● OBJECTIVE: Copy out all lines in the data below containing the string "each".

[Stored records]
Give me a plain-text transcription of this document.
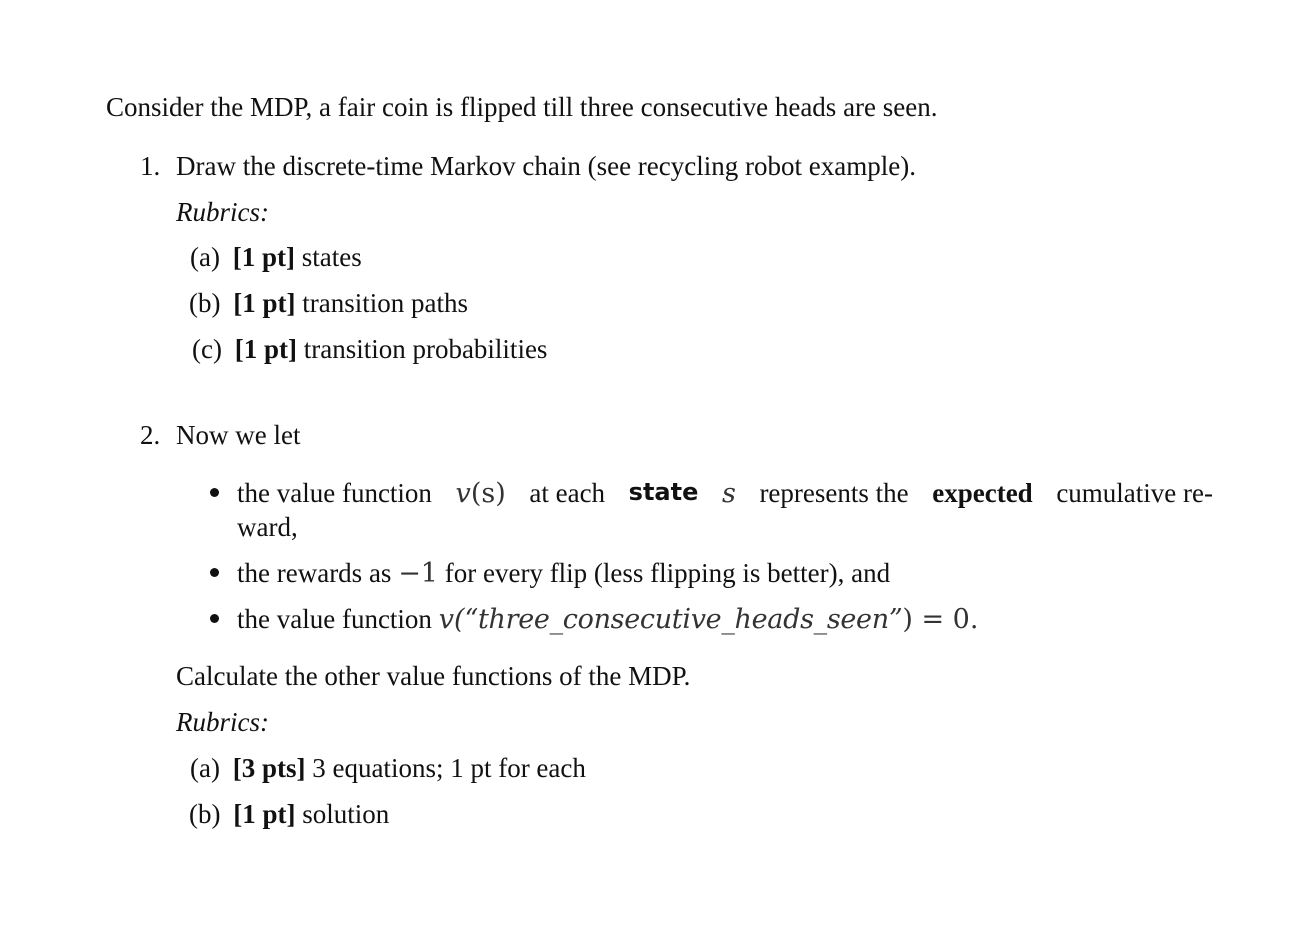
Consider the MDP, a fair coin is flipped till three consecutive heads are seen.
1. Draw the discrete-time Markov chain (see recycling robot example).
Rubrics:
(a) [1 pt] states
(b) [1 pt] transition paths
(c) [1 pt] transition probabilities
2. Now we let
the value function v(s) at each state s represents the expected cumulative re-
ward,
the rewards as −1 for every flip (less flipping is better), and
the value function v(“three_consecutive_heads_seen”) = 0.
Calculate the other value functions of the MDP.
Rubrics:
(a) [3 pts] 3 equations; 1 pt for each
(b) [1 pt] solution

● TASK RESPONSE:
the value function v(s) at each state s represents the expected cumulative re-
(a) [3 pts] 3 equations; 1 pt for each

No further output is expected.